■ **Work instructions**:
Repeat each entry exactly and drop the pictures.

■ **Data shown**:
○ ○ ○
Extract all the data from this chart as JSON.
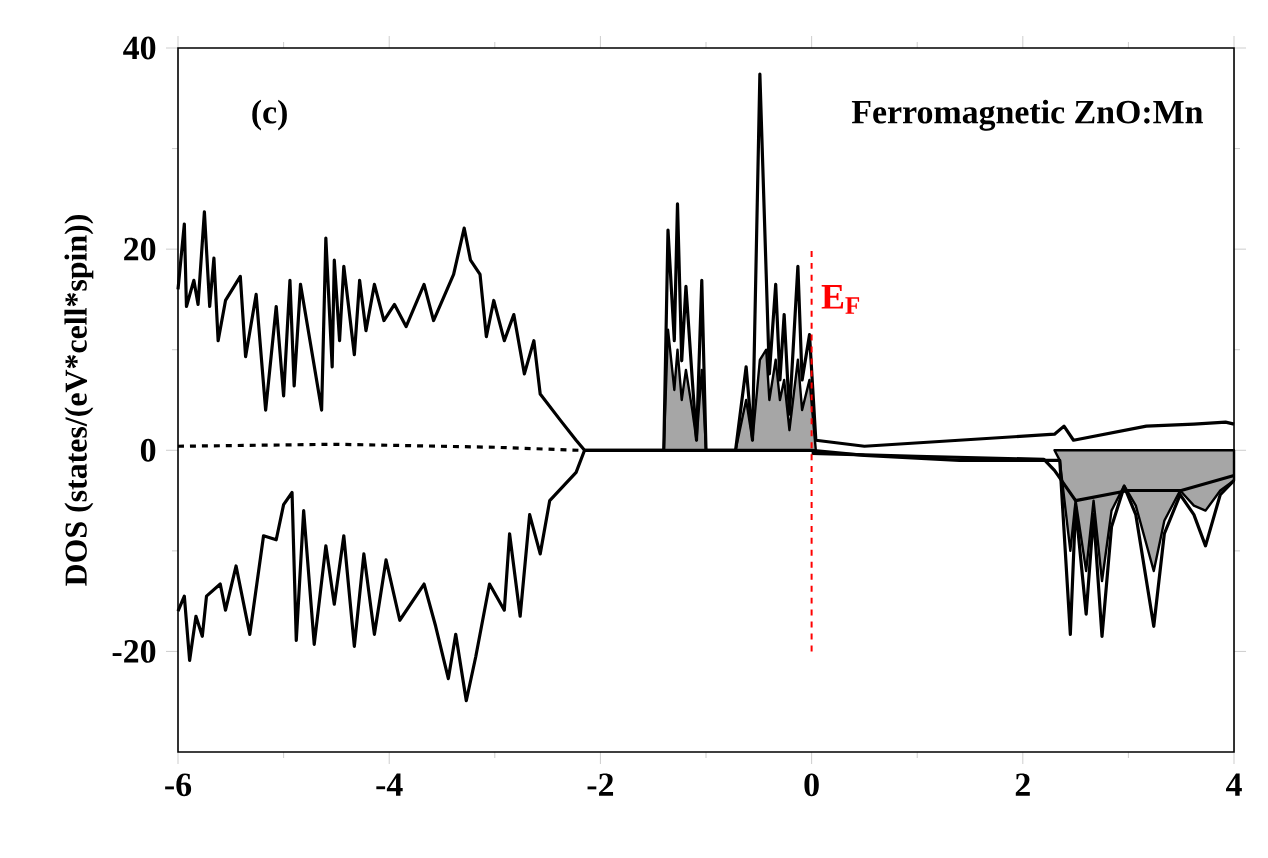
{
  "chart_data": {
    "type": "line",
    "ylabel": "DOS (states/(eV*cell*spin))",
    "xlim": [
      -6,
      4
    ],
    "ylim": [
      -30,
      40
    ],
    "xticks": [
      -6,
      -4,
      -2,
      0,
      2,
      4
    ],
    "yticks": [
      -20,
      0,
      20,
      40
    ],
    "annotations": [
      "(c)",
      "Ferromagnetic ZnO:Mn"
    ],
    "ref_lines": [
      {
        "axis": "x",
        "value": 0,
        "label": "E$_{F}$",
        "color": "#ff0000",
        "line_style": "dashed"
      }
    ],
    "series": [
      {
        "color": "#000000",
        "x": [
          -6,
          -5.94,
          -5.92,
          -5.85,
          -5.81,
          -5.75,
          -5.7,
          -5.66,
          -5.62,
          -5.55,
          -5.41,
          -5.36,
          -5.26,
          -5.17,
          -5.07,
          -5,
          -4.94,
          -4.9,
          -4.84,
          -4.75,
          -4.64,
          -4.6,
          -4.54,
          -4.52,
          -4.47,
          -4.43,
          -4.33,
          -4.28,
          -4.22,
          -4.14,
          -4.05,
          -3.95,
          -3.84,
          -3.67,
          -3.58,
          -3.39,
          -3.29,
          -3.23,
          -3.14,
          -3.08,
          -3.01,
          -2.91,
          -2.82,
          -2.72,
          -2.63,
          -2.57,
          -2.38,
          -2.23,
          -2.15,
          -1.45,
          -1.4,
          -1.36,
          -1.3,
          -1.27,
          -1.23,
          -1.19,
          -1.13,
          -1.09,
          -1.04,
          -1,
          -0.72,
          -0.62,
          -0.56,
          -0.49,
          -0.43,
          -0.4,
          -0.34,
          -0.3,
          -0.26,
          -0.21,
          -0.13,
          -0.09,
          -0.02,
          0.04,
          0.5,
          1.4,
          2.3,
          2.39,
          2.48,
          3.17,
          3.62,
          3.92,
          4
        ],
        "values": [
          16,
          22.5,
          14.3,
          16.9,
          14.5,
          23.7,
          14.3,
          19.1,
          10.9,
          14.9,
          17.3,
          9.3,
          15.5,
          4,
          14.3,
          5.4,
          16.9,
          6.4,
          16.5,
          10.9,
          4,
          21.1,
          8.3,
          18.9,
          10.9,
          18.3,
          9.5,
          16.9,
          11.9,
          16.5,
          12.9,
          14.5,
          12.3,
          16.5,
          12.9,
          17.5,
          22.1,
          18.9,
          17.5,
          11.3,
          14.9,
          10.9,
          13.5,
          7.6,
          10.9,
          5.6,
          3,
          1,
          0,
          0,
          0,
          21.9,
          10.9,
          24.5,
          8.9,
          16.3,
          7,
          1,
          16.9,
          0,
          0,
          8.3,
          1,
          37.4,
          17.5,
          7.6,
          16.5,
          7,
          13.5,
          3.6,
          18.3,
          7,
          11.5,
          1,
          0.4,
          1,
          1.6,
          2.4,
          1,
          2.4,
          2.6,
          2.8,
          2.6
        ]
      },
      {
        "color": "#000000",
        "x": [
          -6,
          -5.94,
          -5.89,
          -5.83,
          -5.77,
          -5.73,
          -5.6,
          -5.55,
          -5.45,
          -5.32,
          -5.19,
          -5.07,
          -5,
          -4.92,
          -4.88,
          -4.81,
          -4.71,
          -4.6,
          -4.52,
          -4.43,
          -4.33,
          -4.24,
          -4.14,
          -4.03,
          -3.9,
          -3.67,
          -3.56,
          -3.44,
          -3.37,
          -3.27,
          -3.18,
          -3.05,
          -2.91,
          -2.86,
          -2.76,
          -2.67,
          -2.57,
          -2.48,
          -2.23,
          -2.15,
          0,
          0.5,
          1.4,
          2.35,
          2.45,
          2.5,
          2.6,
          2.67,
          2.75,
          2.84,
          2.96,
          3.07,
          3.24,
          3.34,
          3.49,
          3.62,
          3.73,
          3.87,
          4
        ],
        "values": [
          -16,
          -14.5,
          -20.9,
          -16.5,
          -18.5,
          -14.5,
          -13.3,
          -15.9,
          -11.5,
          -18.3,
          -8.5,
          -8.9,
          -5.4,
          -4.2,
          -18.9,
          -6,
          -19.3,
          -9.5,
          -15.3,
          -8.5,
          -19.5,
          -10.3,
          -18.3,
          -10.9,
          -16.9,
          -13.3,
          -17.5,
          -22.7,
          -18.3,
          -24.9,
          -20.5,
          -13.3,
          -15.9,
          -8.3,
          -16.5,
          -6.4,
          -10.3,
          -5,
          -2.2,
          0,
          0,
          -0.5,
          -1,
          -1,
          -18.3,
          -5.6,
          -16.3,
          -6.4,
          -18.5,
          -7.6,
          -3.6,
          -6.4,
          -17.5,
          -8.3,
          -4.4,
          -6.4,
          -9.5,
          -4.4,
          -3
        ]
      },
      {
        "color": "#000000",
        "x": [
          0,
          1,
          2.2,
          2.3,
          2.5,
          3,
          3.5,
          4
        ],
        "values": [
          -0.3,
          -0.6,
          -0.9,
          -2,
          -5,
          -4,
          -4,
          -2.5
        ]
      },
      {
        "color": "#000000",
        "line_style": "dashed",
        "x": [
          -6,
          -4.5,
          -3,
          -2.2
        ],
        "values": [
          0.4,
          0.6,
          0.3,
          0
        ]
      },
      {
        "type": "area",
        "color": "#a6a6a6",
        "x": [
          -1.45,
          -1.4,
          -1.36,
          -1.3,
          -1.27,
          -1.23,
          -1.19,
          -1.13,
          -1.09,
          -1.04,
          -1,
          -0.72,
          -0.62,
          -0.56,
          -0.49,
          -0.43,
          -0.4,
          -0.34,
          -0.3,
          -0.26,
          -0.21,
          -0.13,
          -0.09,
          -0.02,
          0.04
        ],
        "values": [
          0,
          0,
          12,
          6,
          10,
          5,
          8,
          4,
          1,
          8,
          0,
          0,
          5,
          1,
          9,
          10,
          5,
          9,
          5,
          7,
          2,
          9,
          4,
          7,
          0
        ]
      },
      {
        "type": "area",
        "color": "#a6a6a6",
        "x": [
          2.3,
          2.35,
          2.45,
          2.5,
          2.6,
          2.67,
          2.75,
          2.84,
          2.96,
          3.07,
          3.24,
          3.34,
          3.49,
          3.62,
          3.73,
          3.87,
          4
        ],
        "values": [
          0,
          -1,
          -10,
          -5,
          -12,
          -5,
          -13,
          -6,
          -3.5,
          -5.5,
          -12,
          -7,
          -4,
          -5.5,
          -6,
          -4,
          -3
        ]
      }
    ]
  }
}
○ ○ ○
■ **Task response**:
Extract all the data from this chart as JSON.
{
  "chart_data": {
    "type": "line",
    "ylabel": "DOS (states/(eV*cell*spin))",
    "xlim": [
      -6,
      4
    ],
    "ylim": [
      -30,
      40
    ],
    "xticks": [
      -6,
      -4,
      -2,
      0,
      2,
      4
    ],
    "yticks": [
      -20,
      0,
      20,
      40
    ],
    "annotations": [
      "(c)",
      "Ferromagnetic ZnO:Mn"
    ],
    "ref_lines": [
      {
        "axis": "x",
        "value": 0,
        "label": "E$_{F}$",
        "color": "#ff0000",
        "line_style": "dashed"
      }
    ],
    "series": [
      {
        "color": "#000000",
        "x": [
          -6,
          -5.94,
          -5.92,
          -5.85,
          -5.81,
          -5.75,
          -5.7,
          -5.66,
          -5.62,
          -5.55,
          -5.41,
          -5.36,
          -5.26,
          -5.17,
          -5.07,
          -5,
          -4.94,
          -4.9,
          -4.84,
          -4.75,
          -4.64,
          -4.6,
          -4.54,
          -4.52,
          -4.47,
          -4.43,
          -4.33,
          -4.28,
          -4.22,
          -4.14,
          -4.05,
          -3.95,
          -3.84,
          -3.67,
          -3.58,
          -3.39,
          -3.29,
          -3.23,
          -3.14,
          -3.08,
          -3.01,
          -2.91,
          -2.82,
          -2.72,
          -2.63,
          -2.57,
          -2.38,
          -2.23,
          -2.15,
          -1.45,
          -1.4,
          -1.36,
          -1.3,
          -1.27,
          -1.23,
          -1.19,
          -1.13,
          -1.09,
          -1.04,
          -1,
          -0.72,
          -0.62,
          -0.56,
          -0.49,
          -0.43,
          -0.4,
          -0.34,
          -0.3,
          -0.26,
          -0.21,
          -0.13,
          -0.09,
          -0.02,
          0.04,
          0.5,
          1.4,
          2.3,
          2.39,
          2.48,
          3.17,
          3.62,
          3.92,
          4
        ],
        "values": [
          16,
          22.5,
          14.3,
          16.9,
          14.5,
          23.7,
          14.3,
          19.1,
          10.9,
          14.9,
          17.3,
          9.3,
          15.5,
          4,
          14.3,
          5.4,
          16.9,
          6.4,
          16.5,
          10.9,
          4,
          21.1,
          8.3,
          18.9,
          10.9,
          18.3,
          9.5,
          16.9,
          11.9,
          16.5,
          12.9,
          14.5,
          12.3,
          16.5,
          12.9,
          17.5,
          22.1,
          18.9,
          17.5,
          11.3,
          14.9,
          10.9,
          13.5,
          7.6,
          10.9,
          5.6,
          3,
          1,
          0,
          0,
          0,
          21.9,
          10.9,
          24.5,
          8.9,
          16.3,
          7,
          1,
          16.9,
          0,
          0,
          8.3,
          1,
          37.4,
          17.5,
          7.6,
          16.5,
          7,
          13.5,
          3.6,
          18.3,
          7,
          11.5,
          1,
          0.4,
          1,
          1.6,
          2.4,
          1,
          2.4,
          2.6,
          2.8,
          2.6
        ]
      },
      {
        "color": "#000000",
        "x": [
          -6,
          -5.94,
          -5.89,
          -5.83,
          -5.77,
          -5.73,
          -5.6,
          -5.55,
          -5.45,
          -5.32,
          -5.19,
          -5.07,
          -5,
          -4.92,
          -4.88,
          -4.81,
          -4.71,
          -4.6,
          -4.52,
          -4.43,
          -4.33,
          -4.24,
          -4.14,
          -4.03,
          -3.9,
          -3.67,
          -3.56,
          -3.44,
          -3.37,
          -3.27,
          -3.18,
          -3.05,
          -2.91,
          -2.86,
          -2.76,
          -2.67,
          -2.57,
          -2.48,
          -2.23,
          -2.15,
          0,
          0.5,
          1.4,
          2.35,
          2.45,
          2.5,
          2.6,
          2.67,
          2.75,
          2.84,
          2.96,
          3.07,
          3.24,
          3.34,
          3.49,
          3.62,
          3.73,
          3.87,
          4
        ],
        "values": [
          -16,
          -14.5,
          -20.9,
          -16.5,
          -18.5,
          -14.5,
          -13.3,
          -15.9,
          -11.5,
          -18.3,
          -8.5,
          -8.9,
          -5.4,
          -4.2,
          -18.9,
          -6,
          -19.3,
          -9.5,
          -15.3,
          -8.5,
          -19.5,
          -10.3,
          -18.3,
          -10.9,
          -16.9,
          -13.3,
          -17.5,
          -22.7,
          -18.3,
          -24.9,
          -20.5,
          -13.3,
          -15.9,
          -8.3,
          -16.5,
          -6.4,
          -10.3,
          -5,
          -2.2,
          0,
          0,
          -0.5,
          -1,
          -1,
          -18.3,
          -5.6,
          -16.3,
          -6.4,
          -18.5,
          -7.6,
          -3.6,
          -6.4,
          -17.5,
          -8.3,
          -4.4,
          -6.4,
          -9.5,
          -4.4,
          -3
        ]
      },
      {
        "color": "#000000",
        "x": [
          0,
          1,
          2.2,
          2.3,
          2.5,
          3,
          3.5,
          4
        ],
        "values": [
          -0.3,
          -0.6,
          -0.9,
          -2,
          -5,
          -4,
          -4,
          -2.5
        ]
      },
      {
        "color": "#000000",
        "line_style": "dashed",
        "x": [
          -6,
          -4.5,
          -3,
          -2.2
        ],
        "values": [
          0.4,
          0.6,
          0.3,
          0
        ]
      },
      {
        "type": "area",
        "color": "#a6a6a6",
        "x": [
          -1.45,
          -1.4,
          -1.36,
          -1.3,
          -1.27,
          -1.23,
          -1.19,
          -1.13,
          -1.09,
          -1.04,
          -1,
          -0.72,
          -0.62,
          -0.56,
          -0.49,
          -0.43,
          -0.4,
          -0.34,
          -0.3,
          -0.26,
          -0.21,
          -0.13,
          -0.09,
          -0.02,
          0.04
        ],
        "values": [
          0,
          0,
          12,
          6,
          10,
          5,
          8,
          4,
          1,
          8,
          0,
          0,
          5,
          1,
          9,
          10,
          5,
          9,
          5,
          7,
          2,
          9,
          4,
          7,
          0
        ]
      },
      {
        "type": "area",
        "color": "#a6a6a6",
        "x": [
          2.3,
          2.35,
          2.45,
          2.5,
          2.6,
          2.67,
          2.75,
          2.84,
          2.96,
          3.07,
          3.24,
          3.34,
          3.49,
          3.62,
          3.73,
          3.87,
          4
        ],
        "values": [
          0,
          -1,
          -10,
          -5,
          -12,
          -5,
          -13,
          -6,
          -3.5,
          -5.5,
          -12,
          -7,
          -4,
          -5.5,
          -6,
          -4,
          -3
        ]
      }
    ]
  }
}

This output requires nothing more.